* **Reading passage**
☆ ☆ ☆ ☆ ☆ ☆ ☆

As a corollary argument, petitioner urges that the potency of this legal fiction proportionally diminishes as the time which an excluded alien is detained in a federal institution within our territorial borders is extended. This argument is enticing, particularly in light of the legal anomaly that certain constitutional rights attach to aliens who manage to secretly and nefariously enter this country but not to aliens who seek entry unavailingly through lawful process. Dicta from one opinion of the Supreme Court may even be read to support this argument:

"The alien, to whom the United States has been traditionally hospitable, has been accorded a generous and ascending scale of rights as he increases his identity with our society. Mere lawful presence in the country creates an implied assurance of safe conduct and gives him certain rights...."

Johnson v. Eisentrager, 339 U.S. 763, 770, 70 S.Ct. 936, 939, 94 L.Ed. 1255, (1950).

☆ ☆ ☆ ☆ ☆ ☆ ☆

* **Stored rows**
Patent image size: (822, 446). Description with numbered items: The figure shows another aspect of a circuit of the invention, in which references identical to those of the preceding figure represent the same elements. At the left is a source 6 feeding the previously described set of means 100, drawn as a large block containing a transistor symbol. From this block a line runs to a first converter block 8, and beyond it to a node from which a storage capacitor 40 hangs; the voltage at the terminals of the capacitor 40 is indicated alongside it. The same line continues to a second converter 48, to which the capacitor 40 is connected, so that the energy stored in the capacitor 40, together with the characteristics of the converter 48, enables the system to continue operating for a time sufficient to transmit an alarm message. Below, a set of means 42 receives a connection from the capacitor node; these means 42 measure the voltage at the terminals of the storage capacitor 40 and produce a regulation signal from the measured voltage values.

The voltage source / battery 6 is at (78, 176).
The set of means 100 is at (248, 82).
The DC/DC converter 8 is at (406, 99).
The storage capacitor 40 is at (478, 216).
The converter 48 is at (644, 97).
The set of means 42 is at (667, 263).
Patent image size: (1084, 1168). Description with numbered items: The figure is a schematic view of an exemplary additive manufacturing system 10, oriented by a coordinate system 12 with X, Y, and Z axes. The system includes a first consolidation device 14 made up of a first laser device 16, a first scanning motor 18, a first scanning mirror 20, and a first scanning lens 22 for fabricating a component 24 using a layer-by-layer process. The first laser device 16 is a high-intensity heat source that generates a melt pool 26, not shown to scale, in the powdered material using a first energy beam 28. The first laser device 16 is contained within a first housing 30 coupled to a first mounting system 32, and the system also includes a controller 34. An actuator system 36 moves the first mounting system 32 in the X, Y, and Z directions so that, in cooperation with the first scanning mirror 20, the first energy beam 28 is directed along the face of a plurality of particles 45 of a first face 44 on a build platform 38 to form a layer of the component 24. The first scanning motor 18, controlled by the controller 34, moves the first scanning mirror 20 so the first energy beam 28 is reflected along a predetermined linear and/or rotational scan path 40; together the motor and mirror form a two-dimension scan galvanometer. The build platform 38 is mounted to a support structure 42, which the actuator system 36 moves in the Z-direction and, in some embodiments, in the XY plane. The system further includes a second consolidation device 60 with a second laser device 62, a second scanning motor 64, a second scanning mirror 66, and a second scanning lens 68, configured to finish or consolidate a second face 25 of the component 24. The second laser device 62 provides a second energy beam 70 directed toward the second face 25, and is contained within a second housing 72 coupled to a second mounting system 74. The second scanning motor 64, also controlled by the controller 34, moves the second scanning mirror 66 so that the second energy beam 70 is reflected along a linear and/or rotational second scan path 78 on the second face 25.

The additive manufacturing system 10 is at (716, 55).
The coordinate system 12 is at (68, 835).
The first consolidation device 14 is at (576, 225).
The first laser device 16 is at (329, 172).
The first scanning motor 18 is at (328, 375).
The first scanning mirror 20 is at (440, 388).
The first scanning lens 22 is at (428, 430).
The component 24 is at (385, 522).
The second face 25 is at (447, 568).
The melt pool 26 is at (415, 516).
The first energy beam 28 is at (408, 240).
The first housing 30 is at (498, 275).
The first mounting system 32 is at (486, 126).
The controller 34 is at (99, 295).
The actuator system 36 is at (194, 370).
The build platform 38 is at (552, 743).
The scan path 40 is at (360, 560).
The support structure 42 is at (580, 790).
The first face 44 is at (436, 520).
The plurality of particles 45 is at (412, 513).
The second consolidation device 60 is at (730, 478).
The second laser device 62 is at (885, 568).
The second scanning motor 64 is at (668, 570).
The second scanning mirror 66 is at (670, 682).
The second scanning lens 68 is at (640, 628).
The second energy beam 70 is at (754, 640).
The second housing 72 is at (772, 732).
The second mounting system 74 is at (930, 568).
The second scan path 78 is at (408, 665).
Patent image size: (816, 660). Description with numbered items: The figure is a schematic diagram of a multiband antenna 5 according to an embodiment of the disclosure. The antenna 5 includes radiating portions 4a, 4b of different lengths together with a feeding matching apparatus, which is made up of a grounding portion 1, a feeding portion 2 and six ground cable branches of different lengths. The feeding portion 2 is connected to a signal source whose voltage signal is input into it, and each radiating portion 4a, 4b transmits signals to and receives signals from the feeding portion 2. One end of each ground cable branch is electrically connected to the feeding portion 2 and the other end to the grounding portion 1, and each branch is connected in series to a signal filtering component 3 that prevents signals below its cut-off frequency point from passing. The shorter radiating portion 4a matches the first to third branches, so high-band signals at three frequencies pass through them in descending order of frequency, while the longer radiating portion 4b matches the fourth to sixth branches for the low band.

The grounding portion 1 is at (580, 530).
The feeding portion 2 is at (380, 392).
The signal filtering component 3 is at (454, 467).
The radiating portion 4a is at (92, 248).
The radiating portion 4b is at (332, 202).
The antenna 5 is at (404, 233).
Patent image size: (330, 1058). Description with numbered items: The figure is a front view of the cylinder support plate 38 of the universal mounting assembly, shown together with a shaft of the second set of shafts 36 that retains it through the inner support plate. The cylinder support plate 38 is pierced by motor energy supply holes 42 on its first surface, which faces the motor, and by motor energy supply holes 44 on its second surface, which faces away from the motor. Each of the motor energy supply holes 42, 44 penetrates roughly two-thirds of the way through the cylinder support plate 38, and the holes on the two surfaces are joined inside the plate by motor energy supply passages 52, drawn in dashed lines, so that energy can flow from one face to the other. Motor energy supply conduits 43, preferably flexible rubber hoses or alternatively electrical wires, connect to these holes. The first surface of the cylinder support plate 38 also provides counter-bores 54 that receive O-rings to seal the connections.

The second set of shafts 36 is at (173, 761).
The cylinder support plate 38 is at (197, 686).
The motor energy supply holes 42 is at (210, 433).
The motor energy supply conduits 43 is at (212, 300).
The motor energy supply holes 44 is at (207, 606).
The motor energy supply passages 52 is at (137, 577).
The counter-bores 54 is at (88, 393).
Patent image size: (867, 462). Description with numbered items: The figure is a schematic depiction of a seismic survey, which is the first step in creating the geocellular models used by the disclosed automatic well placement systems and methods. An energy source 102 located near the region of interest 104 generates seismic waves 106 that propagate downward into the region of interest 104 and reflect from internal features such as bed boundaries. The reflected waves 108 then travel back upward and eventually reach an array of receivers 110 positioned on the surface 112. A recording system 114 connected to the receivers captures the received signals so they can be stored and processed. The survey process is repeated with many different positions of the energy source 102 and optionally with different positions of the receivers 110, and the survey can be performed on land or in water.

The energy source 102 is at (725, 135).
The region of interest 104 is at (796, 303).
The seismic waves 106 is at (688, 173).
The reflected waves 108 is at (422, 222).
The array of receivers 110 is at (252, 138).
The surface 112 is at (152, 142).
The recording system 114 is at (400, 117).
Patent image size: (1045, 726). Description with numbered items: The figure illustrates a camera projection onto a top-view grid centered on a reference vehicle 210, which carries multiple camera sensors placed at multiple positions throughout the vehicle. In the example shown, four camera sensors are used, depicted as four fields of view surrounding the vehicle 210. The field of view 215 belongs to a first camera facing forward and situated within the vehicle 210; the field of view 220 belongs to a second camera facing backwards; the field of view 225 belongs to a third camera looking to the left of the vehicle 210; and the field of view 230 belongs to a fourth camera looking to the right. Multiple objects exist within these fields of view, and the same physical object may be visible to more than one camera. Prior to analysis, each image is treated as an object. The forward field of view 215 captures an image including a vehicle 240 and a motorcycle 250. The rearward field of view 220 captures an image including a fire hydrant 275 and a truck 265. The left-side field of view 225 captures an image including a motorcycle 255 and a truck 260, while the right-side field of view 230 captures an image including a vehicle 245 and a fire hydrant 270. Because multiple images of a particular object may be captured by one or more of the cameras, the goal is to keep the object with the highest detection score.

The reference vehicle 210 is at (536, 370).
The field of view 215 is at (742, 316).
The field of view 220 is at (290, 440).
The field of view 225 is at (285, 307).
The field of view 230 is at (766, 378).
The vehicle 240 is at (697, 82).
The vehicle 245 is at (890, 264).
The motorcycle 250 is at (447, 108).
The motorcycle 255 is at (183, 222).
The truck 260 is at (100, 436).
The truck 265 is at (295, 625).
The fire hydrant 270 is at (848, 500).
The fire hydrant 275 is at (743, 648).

☆ ☆ ☆ ☆ ☆ ☆ ☆

* **Requirement 1**
In the court opinion excerpt on excluded aliens, what does mere lawful presence in the country create, according to the quoted Supreme Court dicta?
* **Requirement 2**
Resume the court opinion excerpt on detained excluded aliens, picking up right after its final citation.

* **Task result 1**
An implied assurance of safe conduct.

* **Task result 2**
The Court further commented:

in extending constitutional protections beyond the citizenry, the Court has been at pains to point out that it was the alien's presence within its territorial jurisdiction that gave the Judiciary power to act.

Id. at 771, 70 S.Ct. at 940.

However, the substance of this argument has been rejected with regard to "parole" of aliens into this country or "temporary harborage ashore," See Leng May Ma v. Barber, 357 U.S. 185, 187, 78 S.Ct. 1072, 1073, 2 L.Ed.2d 1246 (1957); Shaughnessy v. Mezei, 345 U.S. 206, 73 S.Ct. 625, 97 L.Ed. 956 (1953); 8 U.S.C. §§ 1182(a)(5), 1223(a), and the argument would seem to be stronger in the case of conditional release than detention. In short, this Court is unwilling to initiate the corrosion of this venerable legal doctrine by holding that the force of the fiction diminishes over time. Nor do we find such a holding requisite to a fair determination of the instant petition.

It has long been recognized that the power to expel or exclude aliens is a fundamental sovereign attribute...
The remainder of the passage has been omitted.